— begin Exercise material —
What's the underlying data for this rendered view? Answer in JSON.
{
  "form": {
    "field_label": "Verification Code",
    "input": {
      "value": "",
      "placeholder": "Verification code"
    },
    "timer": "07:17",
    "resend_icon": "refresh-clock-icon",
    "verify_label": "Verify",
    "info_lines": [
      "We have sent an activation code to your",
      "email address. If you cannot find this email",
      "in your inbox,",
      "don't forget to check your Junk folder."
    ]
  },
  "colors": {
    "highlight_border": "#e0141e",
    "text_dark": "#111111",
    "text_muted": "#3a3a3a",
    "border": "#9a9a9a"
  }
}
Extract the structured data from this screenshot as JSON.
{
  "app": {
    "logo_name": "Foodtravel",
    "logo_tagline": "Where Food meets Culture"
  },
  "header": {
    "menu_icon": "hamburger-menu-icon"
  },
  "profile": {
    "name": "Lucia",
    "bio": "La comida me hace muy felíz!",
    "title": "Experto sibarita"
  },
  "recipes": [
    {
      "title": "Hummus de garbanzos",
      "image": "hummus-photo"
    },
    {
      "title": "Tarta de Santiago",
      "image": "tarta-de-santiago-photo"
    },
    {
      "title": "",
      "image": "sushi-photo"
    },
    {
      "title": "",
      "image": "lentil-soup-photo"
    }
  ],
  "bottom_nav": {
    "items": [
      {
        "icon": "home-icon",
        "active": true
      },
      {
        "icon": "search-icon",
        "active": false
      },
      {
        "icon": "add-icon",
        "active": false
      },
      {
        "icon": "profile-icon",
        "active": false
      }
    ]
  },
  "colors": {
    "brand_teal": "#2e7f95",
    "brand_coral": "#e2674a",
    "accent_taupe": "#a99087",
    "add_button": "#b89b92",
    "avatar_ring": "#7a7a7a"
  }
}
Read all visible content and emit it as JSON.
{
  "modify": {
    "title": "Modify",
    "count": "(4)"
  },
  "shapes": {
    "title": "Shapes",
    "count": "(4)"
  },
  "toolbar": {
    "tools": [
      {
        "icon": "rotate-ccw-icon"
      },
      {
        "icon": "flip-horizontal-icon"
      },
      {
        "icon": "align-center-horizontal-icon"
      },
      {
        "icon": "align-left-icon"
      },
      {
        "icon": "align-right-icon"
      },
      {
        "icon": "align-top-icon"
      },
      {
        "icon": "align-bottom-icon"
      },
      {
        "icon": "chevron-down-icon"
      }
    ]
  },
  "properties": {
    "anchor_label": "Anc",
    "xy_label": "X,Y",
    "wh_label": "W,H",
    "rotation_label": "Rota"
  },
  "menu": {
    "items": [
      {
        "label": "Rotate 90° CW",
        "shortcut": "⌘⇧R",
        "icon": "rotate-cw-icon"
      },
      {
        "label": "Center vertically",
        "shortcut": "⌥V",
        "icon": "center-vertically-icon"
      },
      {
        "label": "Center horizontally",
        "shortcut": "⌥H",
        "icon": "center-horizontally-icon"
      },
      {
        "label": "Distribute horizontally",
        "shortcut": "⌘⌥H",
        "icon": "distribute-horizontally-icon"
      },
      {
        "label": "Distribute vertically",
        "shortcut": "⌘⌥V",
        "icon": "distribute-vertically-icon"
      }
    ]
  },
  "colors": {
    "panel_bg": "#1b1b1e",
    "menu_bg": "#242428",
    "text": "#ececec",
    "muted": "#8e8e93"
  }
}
— end Exercise material —
### Work to do
Copy each line in the data that holds the word "photo".

### Expected output
      "image": "hummus-photo"
      "image": "tarta-de-santiago-photo"
      "image": "sushi-photo"
      "image": "lentil-soup-photo"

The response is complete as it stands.